- [Working data]:
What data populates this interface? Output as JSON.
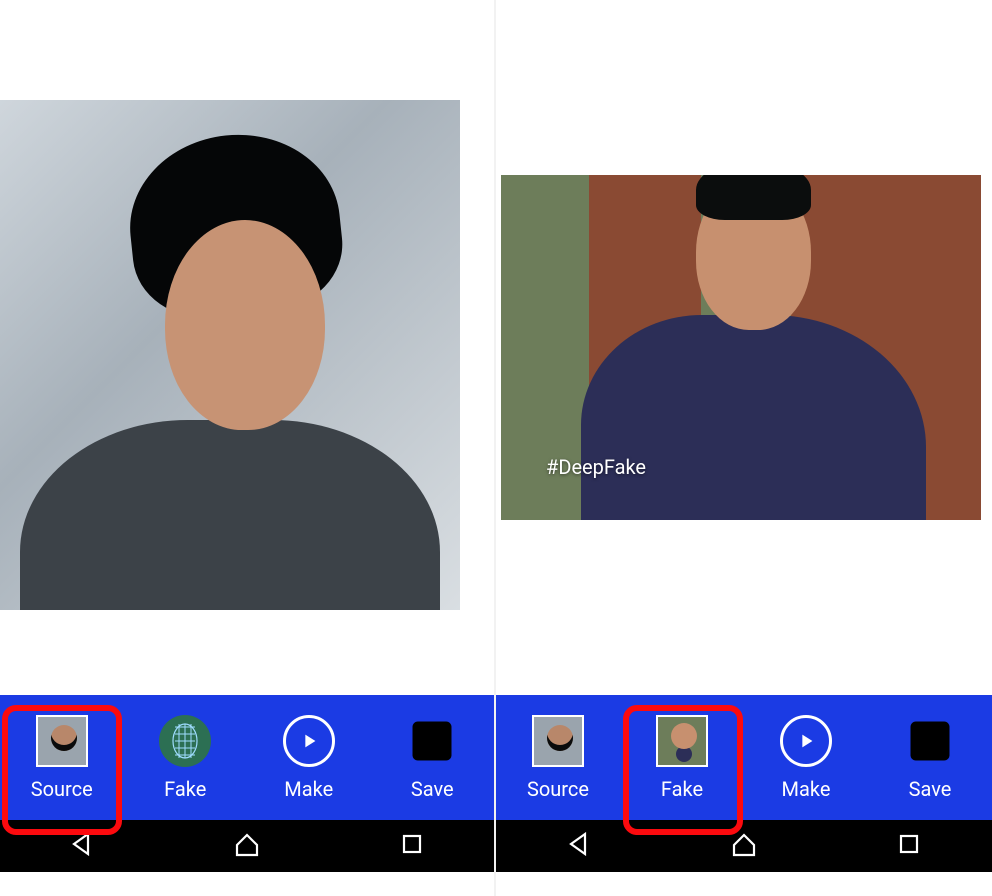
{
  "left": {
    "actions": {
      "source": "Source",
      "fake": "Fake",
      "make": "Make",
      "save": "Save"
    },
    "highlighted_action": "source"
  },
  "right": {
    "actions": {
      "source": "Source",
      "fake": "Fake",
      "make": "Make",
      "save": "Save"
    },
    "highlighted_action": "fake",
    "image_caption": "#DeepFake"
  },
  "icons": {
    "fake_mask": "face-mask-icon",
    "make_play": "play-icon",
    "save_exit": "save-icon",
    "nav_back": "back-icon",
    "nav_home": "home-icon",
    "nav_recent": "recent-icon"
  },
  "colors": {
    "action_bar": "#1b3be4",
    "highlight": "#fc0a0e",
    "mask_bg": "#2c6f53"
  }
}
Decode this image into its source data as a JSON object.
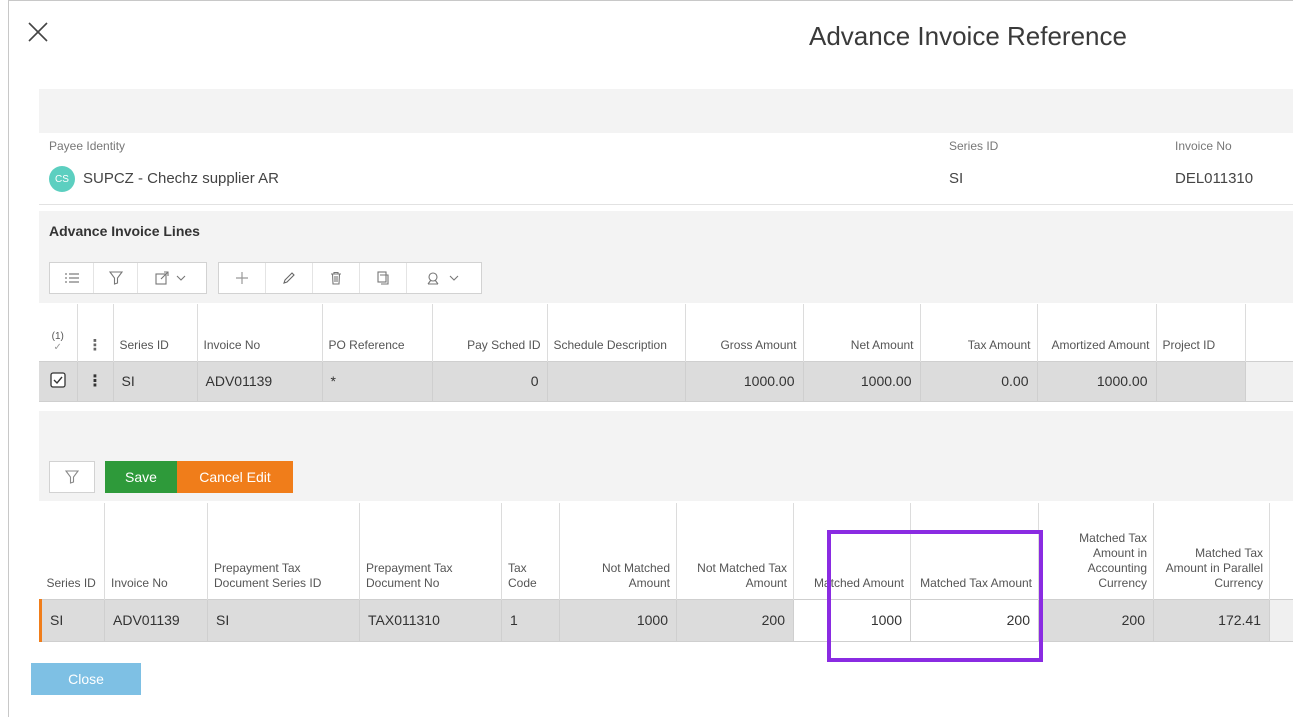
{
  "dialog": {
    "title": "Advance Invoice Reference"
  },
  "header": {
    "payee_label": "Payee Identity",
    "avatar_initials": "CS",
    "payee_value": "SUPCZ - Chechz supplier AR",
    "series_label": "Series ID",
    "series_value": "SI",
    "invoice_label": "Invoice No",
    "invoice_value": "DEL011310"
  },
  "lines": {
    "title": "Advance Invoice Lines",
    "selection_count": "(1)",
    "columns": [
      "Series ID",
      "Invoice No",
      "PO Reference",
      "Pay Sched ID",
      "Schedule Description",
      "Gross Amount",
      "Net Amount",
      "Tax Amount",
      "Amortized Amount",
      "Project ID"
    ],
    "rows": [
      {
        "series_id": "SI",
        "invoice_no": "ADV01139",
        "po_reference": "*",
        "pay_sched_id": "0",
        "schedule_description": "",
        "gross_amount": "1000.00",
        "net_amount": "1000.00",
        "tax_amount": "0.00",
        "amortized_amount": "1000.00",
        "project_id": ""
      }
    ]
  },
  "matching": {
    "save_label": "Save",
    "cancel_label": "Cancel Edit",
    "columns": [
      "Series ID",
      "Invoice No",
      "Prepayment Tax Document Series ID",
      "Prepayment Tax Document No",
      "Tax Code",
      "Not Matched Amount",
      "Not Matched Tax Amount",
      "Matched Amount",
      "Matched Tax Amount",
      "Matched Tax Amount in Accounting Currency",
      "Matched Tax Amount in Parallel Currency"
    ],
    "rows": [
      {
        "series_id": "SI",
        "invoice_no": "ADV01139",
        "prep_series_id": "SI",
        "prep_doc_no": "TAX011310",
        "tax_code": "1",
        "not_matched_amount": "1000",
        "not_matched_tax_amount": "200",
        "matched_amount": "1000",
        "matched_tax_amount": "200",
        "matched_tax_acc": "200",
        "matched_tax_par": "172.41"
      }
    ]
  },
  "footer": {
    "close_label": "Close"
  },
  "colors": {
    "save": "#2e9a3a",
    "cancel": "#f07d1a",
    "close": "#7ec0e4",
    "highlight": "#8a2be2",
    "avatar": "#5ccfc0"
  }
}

- [Instruction]:
Repeat each entry exactly as given; no pictures belong in the copy.

- [Correct output]:
What data populates this interface? Output as JSON.
{
  "left": {
    "actions": {
      "source": "Source",
      "fake": "Fake",
      "make": "Make",
      "save": "Save"
    },
    "highlighted_action": "source"
  },
  "right": {
    "actions": {
      "source": "Source",
      "fake": "Fake",
      "make": "Make",
      "save": "Save"
    },
    "highlighted_action": "fake",
    "image_caption": "#DeepFake"
  },
  "icons": {
    "fake_mask": "face-mask-icon",
    "make_play": "play-icon",
    "save_exit": "save-icon",
    "nav_back": "back-icon",
    "nav_home": "home-icon",
    "nav_recent": "recent-icon"
  },
  "colors": {
    "action_bar": "#1b3be4",
    "highlight": "#fc0a0e",
    "mask_bg": "#2c6f53"
  }
}
Decode this image into its source data as a JSON object.
{
  "dialog": {
    "title": "Advance Invoice Reference"
  },
  "header": {
    "payee_label": "Payee Identity",
    "avatar_initials": "CS",
    "payee_value": "SUPCZ - Chechz supplier AR",
    "series_label": "Series ID",
    "series_value": "SI",
    "invoice_label": "Invoice No",
    "invoice_value": "DEL011310"
  },
  "lines": {
    "title": "Advance Invoice Lines",
    "selection_count": "(1)",
    "columns": [
      "Series ID",
      "Invoice No",
      "PO Reference",
      "Pay Sched ID",
      "Schedule Description",
      "Gross Amount",
      "Net Amount",
      "Tax Amount",
      "Amortized Amount",
      "Project ID"
    ],
    "rows": [
      {
        "series_id": "SI",
        "invoice_no": "ADV01139",
        "po_reference": "*",
        "pay_sched_id": "0",
        "schedule_description": "",
        "gross_amount": "1000.00",
        "net_amount": "1000.00",
        "tax_amount": "0.00",
        "amortized_amount": "1000.00",
        "project_id": ""
      }
    ]
  },
  "matching": {
    "save_label": "Save",
    "cancel_label": "Cancel Edit",
    "columns": [
      "Series ID",
      "Invoice No",
      "Prepayment Tax Document Series ID",
      "Prepayment Tax Document No",
      "Tax Code",
      "Not Matched Amount",
      "Not Matched Tax Amount",
      "Matched Amount",
      "Matched Tax Amount",
      "Matched Tax Amount in Accounting Currency",
      "Matched Tax Amount in Parallel Currency"
    ],
    "rows": [
      {
        "series_id": "SI",
        "invoice_no": "ADV01139",
        "prep_series_id": "SI",
        "prep_doc_no": "TAX011310",
        "tax_code": "1",
        "not_matched_amount": "1000",
        "not_matched_tax_amount": "200",
        "matched_amount": "1000",
        "matched_tax_amount": "200",
        "matched_tax_acc": "200",
        "matched_tax_par": "172.41"
      }
    ]
  },
  "footer": {
    "close_label": "Close"
  },
  "colors": {
    "save": "#2e9a3a",
    "cancel": "#f07d1a",
    "close": "#7ec0e4",
    "highlight": "#8a2be2",
    "avatar": "#5ccfc0"
  }
}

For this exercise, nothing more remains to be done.